* _REQUEST_: Scan the records for the string "label"; copy each line where it occurs.
----------
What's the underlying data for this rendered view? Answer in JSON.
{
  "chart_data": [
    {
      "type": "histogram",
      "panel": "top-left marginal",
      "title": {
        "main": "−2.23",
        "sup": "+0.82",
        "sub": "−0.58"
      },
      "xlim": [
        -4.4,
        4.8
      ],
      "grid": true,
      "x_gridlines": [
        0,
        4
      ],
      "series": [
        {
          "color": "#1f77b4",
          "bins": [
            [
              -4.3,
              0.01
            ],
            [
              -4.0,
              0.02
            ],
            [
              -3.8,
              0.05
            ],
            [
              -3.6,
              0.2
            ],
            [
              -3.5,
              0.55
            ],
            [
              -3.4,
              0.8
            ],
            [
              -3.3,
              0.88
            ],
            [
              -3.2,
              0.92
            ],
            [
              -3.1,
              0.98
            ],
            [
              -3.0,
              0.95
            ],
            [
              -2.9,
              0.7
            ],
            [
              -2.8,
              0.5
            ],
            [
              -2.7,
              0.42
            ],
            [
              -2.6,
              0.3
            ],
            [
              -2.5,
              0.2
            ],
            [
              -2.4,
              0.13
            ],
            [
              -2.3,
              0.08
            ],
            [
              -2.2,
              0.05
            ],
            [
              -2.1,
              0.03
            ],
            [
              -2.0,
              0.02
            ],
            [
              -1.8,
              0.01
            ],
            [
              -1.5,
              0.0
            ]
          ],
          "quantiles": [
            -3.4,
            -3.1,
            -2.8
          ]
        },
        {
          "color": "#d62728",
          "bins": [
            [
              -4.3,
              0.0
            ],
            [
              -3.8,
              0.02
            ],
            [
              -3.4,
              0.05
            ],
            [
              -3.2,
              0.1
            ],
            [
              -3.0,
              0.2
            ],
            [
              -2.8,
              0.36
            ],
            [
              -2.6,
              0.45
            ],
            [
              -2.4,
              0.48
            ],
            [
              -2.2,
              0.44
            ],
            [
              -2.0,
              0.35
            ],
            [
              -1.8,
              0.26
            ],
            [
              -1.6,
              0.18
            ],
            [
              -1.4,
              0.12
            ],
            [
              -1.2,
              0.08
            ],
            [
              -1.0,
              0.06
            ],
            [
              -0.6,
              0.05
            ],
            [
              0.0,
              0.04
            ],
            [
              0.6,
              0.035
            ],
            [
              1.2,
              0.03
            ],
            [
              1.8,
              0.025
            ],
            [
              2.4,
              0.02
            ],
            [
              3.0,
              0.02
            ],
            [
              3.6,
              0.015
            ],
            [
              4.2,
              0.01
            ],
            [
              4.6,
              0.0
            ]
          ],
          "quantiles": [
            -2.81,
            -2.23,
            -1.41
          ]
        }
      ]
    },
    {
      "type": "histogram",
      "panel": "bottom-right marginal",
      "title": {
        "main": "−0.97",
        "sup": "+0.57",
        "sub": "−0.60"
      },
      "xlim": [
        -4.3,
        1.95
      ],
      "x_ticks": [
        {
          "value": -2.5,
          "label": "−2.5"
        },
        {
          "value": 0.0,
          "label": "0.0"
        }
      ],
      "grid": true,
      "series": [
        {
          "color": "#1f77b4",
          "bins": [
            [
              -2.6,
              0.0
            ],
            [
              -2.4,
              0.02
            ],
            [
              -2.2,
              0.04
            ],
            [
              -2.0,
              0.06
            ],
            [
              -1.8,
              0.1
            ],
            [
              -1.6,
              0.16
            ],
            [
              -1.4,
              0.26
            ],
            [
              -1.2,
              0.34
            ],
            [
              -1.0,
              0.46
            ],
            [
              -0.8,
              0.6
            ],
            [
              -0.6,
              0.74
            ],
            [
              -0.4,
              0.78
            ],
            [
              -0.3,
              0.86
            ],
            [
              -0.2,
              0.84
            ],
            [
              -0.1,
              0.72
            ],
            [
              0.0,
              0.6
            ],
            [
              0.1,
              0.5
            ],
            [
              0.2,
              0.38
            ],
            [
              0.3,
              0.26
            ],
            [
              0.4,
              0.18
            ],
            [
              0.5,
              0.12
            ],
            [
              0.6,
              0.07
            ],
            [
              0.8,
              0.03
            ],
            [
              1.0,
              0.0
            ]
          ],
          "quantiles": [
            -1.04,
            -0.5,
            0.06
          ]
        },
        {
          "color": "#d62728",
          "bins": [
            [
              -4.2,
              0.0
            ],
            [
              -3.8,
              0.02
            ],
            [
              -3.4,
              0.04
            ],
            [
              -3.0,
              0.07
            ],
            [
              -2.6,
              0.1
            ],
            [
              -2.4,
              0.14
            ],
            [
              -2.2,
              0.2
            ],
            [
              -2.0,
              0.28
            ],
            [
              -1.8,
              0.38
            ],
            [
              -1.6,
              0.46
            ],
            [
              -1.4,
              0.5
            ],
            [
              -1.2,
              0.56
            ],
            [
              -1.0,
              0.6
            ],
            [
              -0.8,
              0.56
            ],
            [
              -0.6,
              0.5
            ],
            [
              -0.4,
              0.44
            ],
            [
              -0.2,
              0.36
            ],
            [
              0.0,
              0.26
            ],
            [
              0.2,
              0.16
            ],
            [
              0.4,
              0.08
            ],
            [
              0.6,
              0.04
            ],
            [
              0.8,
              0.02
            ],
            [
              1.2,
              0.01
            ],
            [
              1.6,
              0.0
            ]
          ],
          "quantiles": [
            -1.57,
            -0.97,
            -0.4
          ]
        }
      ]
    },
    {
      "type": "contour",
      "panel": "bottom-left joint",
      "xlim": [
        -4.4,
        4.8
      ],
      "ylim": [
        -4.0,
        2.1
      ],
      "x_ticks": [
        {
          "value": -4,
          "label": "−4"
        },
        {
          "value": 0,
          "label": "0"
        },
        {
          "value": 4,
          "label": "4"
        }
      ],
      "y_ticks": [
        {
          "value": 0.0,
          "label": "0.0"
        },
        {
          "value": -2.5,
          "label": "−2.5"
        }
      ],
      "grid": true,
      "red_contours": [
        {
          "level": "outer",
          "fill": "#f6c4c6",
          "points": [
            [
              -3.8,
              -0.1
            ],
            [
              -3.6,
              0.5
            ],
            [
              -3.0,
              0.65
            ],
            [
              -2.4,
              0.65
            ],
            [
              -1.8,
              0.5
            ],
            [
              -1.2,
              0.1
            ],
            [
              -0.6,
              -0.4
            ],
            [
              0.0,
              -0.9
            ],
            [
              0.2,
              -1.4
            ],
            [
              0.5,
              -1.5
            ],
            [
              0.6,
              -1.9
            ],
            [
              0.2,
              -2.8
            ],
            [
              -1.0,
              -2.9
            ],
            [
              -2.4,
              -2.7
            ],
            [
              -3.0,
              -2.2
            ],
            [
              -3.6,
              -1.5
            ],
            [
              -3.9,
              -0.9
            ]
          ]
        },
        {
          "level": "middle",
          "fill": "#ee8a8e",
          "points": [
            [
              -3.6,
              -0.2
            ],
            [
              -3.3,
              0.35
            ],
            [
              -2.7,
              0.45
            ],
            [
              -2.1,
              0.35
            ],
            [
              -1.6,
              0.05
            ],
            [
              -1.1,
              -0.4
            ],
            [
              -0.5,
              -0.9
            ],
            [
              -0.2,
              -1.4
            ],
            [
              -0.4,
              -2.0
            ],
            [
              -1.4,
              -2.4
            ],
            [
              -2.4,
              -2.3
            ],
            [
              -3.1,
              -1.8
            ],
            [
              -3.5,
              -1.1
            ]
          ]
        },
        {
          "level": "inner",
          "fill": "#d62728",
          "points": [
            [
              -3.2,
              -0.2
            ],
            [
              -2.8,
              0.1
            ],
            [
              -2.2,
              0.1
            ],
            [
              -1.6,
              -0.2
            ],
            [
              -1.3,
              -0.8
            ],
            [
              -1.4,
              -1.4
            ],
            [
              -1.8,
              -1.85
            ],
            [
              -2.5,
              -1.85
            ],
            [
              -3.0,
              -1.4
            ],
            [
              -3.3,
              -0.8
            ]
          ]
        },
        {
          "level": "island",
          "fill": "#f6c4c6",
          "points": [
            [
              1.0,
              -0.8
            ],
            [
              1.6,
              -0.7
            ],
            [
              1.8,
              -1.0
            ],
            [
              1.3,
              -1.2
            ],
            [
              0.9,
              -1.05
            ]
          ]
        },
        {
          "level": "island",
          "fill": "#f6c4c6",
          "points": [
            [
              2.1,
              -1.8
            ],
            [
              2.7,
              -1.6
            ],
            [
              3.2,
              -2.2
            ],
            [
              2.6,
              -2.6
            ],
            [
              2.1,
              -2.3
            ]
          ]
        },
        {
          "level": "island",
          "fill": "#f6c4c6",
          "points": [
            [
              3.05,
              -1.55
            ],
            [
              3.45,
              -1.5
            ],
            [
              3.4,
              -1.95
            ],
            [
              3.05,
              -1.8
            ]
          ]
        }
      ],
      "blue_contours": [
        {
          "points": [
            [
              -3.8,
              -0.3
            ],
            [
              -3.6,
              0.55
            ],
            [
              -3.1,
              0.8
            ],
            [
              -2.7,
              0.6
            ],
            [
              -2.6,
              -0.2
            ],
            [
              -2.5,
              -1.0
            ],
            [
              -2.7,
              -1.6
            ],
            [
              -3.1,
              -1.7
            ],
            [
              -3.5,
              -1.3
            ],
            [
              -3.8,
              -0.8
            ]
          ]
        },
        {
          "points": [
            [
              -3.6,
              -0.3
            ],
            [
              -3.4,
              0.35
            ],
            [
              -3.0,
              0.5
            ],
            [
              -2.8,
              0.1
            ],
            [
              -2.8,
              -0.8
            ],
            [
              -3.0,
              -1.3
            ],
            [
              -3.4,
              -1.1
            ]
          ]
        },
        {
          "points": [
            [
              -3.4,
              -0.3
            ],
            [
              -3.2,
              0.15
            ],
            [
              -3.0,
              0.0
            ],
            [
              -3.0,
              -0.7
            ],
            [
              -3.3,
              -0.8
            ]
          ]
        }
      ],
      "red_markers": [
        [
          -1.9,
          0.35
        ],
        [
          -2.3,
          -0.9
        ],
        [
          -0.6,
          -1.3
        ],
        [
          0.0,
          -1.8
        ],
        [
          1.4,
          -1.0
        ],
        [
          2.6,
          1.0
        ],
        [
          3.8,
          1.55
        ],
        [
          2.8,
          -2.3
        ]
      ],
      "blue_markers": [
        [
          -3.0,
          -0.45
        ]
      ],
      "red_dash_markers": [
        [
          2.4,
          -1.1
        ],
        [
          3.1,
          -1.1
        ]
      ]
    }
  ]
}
----------
* _OUTPUT BELOW_:
          "label": "−2.5"
          "label": "0.0"
          "label": "−4"
          "label": "0"
          "label": "4"
          "label": "0.0"
          "label": "−2.5"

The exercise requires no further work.